» DESCRIPTION OF THE TASK:
Restate the records below word for word, and omit the images they hold.

Records contained in a dataset
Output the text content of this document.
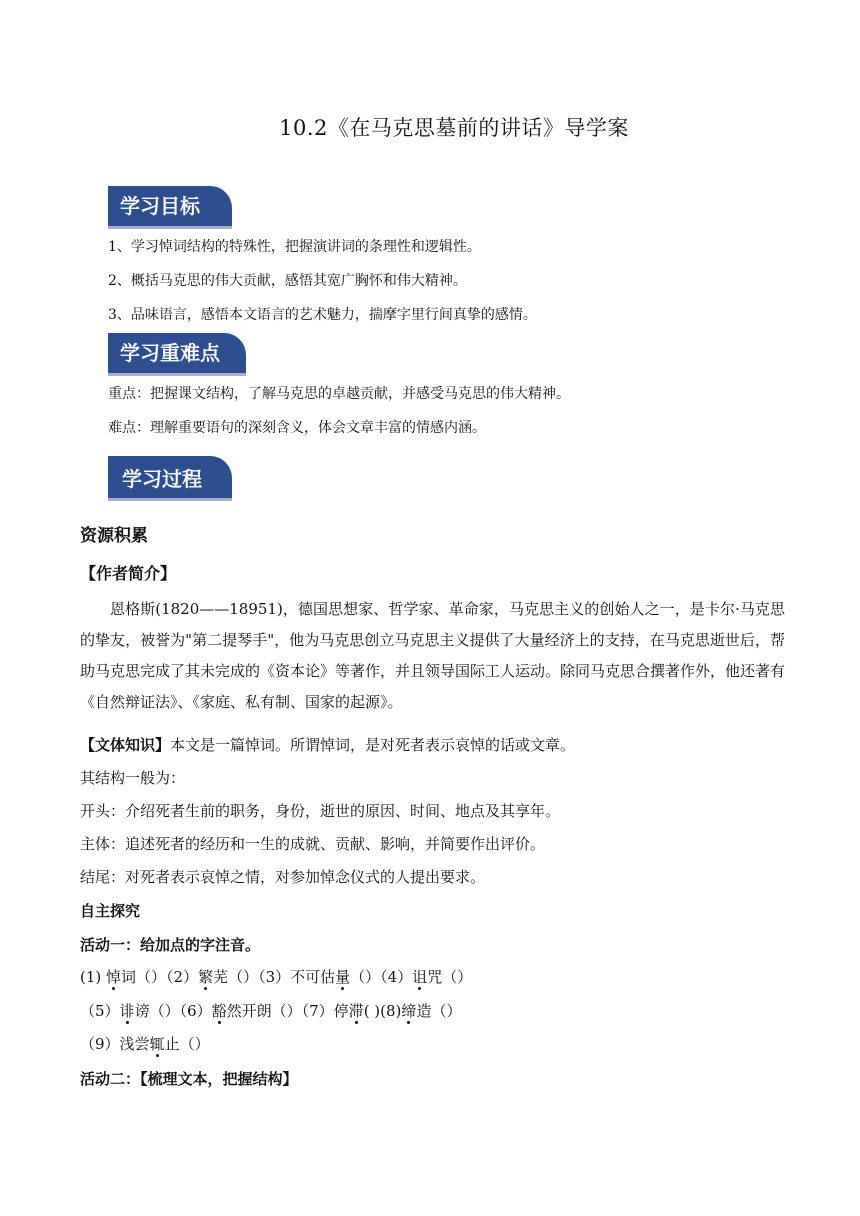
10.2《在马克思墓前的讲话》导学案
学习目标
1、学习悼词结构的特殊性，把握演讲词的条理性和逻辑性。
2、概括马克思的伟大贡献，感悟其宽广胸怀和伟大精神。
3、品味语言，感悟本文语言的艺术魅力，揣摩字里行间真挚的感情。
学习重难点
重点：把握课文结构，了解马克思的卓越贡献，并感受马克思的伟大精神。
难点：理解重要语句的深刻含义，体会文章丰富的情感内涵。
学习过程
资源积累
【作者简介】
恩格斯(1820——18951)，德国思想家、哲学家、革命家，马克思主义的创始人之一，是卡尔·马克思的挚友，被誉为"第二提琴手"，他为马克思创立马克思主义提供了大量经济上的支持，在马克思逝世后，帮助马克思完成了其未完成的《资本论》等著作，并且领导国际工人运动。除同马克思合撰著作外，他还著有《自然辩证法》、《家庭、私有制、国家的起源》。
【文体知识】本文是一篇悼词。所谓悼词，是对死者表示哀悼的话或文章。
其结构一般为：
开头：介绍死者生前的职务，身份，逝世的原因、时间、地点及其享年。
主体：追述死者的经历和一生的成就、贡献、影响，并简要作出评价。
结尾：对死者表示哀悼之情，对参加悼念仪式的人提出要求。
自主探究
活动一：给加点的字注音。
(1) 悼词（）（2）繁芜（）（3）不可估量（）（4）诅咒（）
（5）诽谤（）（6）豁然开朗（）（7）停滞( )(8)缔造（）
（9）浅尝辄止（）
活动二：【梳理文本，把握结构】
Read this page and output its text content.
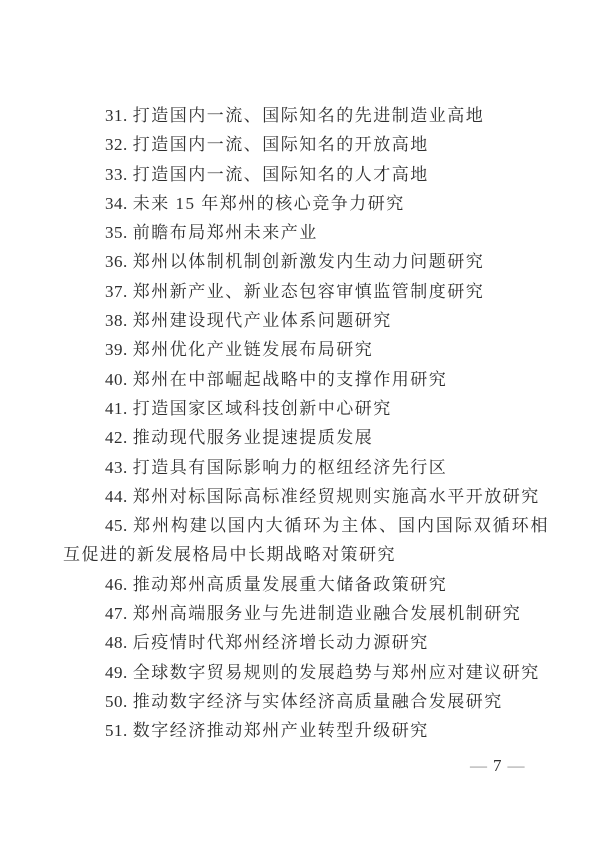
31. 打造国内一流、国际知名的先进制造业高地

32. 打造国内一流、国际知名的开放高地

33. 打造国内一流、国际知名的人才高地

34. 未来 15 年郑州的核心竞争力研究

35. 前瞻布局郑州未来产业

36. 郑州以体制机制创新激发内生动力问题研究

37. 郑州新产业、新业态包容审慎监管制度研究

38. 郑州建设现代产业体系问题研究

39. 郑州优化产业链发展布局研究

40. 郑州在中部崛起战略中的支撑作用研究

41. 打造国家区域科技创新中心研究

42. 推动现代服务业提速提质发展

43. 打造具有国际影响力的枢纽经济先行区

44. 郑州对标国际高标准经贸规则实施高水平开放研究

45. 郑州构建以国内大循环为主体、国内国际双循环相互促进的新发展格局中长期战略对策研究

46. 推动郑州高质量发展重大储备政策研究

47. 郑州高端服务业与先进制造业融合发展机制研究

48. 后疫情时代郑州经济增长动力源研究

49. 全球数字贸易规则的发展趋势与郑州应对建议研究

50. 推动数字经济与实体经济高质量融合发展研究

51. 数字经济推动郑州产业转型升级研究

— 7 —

» FINAL ANSWER:
Output the text content of this document.
10.2《在马克思墓前的讲话》导学案
学习目标
1、学习悼词结构的特殊性，把握演讲词的条理性和逻辑性。
2、概括马克思的伟大贡献，感悟其宽广胸怀和伟大精神。
3、品味语言，感悟本文语言的艺术魅力，揣摩字里行间真挚的感情。
学习重难点
重点：把握课文结构，了解马克思的卓越贡献，并感受马克思的伟大精神。
难点：理解重要语句的深刻含义，体会文章丰富的情感内涵。
学习过程
资源积累
【作者简介】
恩格斯(1820——18951)，德国思想家、哲学家、革命家，马克思主义的创始人之一，是卡尔·马克思的挚友，被誉为"第二提琴手"，他为马克思创立马克思主义提供了大量经济上的支持，在马克思逝世后，帮助马克思完成了其未完成的《资本论》等著作，并且领导国际工人运动。除同马克思合撰著作外，他还著有《自然辩证法》、《家庭、私有制、国家的起源》。
【文体知识】本文是一篇悼词。所谓悼词，是对死者表示哀悼的话或文章。
其结构一般为：
开头：介绍死者生前的职务，身份，逝世的原因、时间、地点及其享年。
主体：追述死者的经历和一生的成就、贡献、影响，并简要作出评价。
结尾：对死者表示哀悼之情，对参加悼念仪式的人提出要求。
自主探究
活动一：给加点的字注音。
(1) 悼词（）（2）繁芜（）（3）不可估量（）（4）诅咒（）
（5）诽谤（）（6）豁然开朗（）（7）停滞( )(8)缔造（）
（9）浅尝辄止（）
活动二：【梳理文本，把握结构】
Read this page and output its text content.
31. 打造国内一流、国际知名的先进制造业高地

32. 打造国内一流、国际知名的开放高地

33. 打造国内一流、国际知名的人才高地

34. 未来 15 年郑州的核心竞争力研究

35. 前瞻布局郑州未来产业

36. 郑州以体制机制创新激发内生动力问题研究

37. 郑州新产业、新业态包容审慎监管制度研究

38. 郑州建设现代产业体系问题研究

39. 郑州优化产业链发展布局研究

40. 郑州在中部崛起战略中的支撑作用研究

41. 打造国家区域科技创新中心研究

42. 推动现代服务业提速提质发展

43. 打造具有国际影响力的枢纽经济先行区

44. 郑州对标国际高标准经贸规则实施高水平开放研究

45. 郑州构建以国内大循环为主体、国内国际双循环相互促进的新发展格局中长期战略对策研究

46. 推动郑州高质量发展重大储备政策研究

47. 郑州高端服务业与先进制造业融合发展机制研究

48. 后疫情时代郑州经济增长动力源研究

49. 全球数字贸易规则的发展趋势与郑州应对建议研究

50. 推动数字经济与实体经济高质量融合发展研究

51. 数字经济推动郑州产业转型升级研究

— 7 —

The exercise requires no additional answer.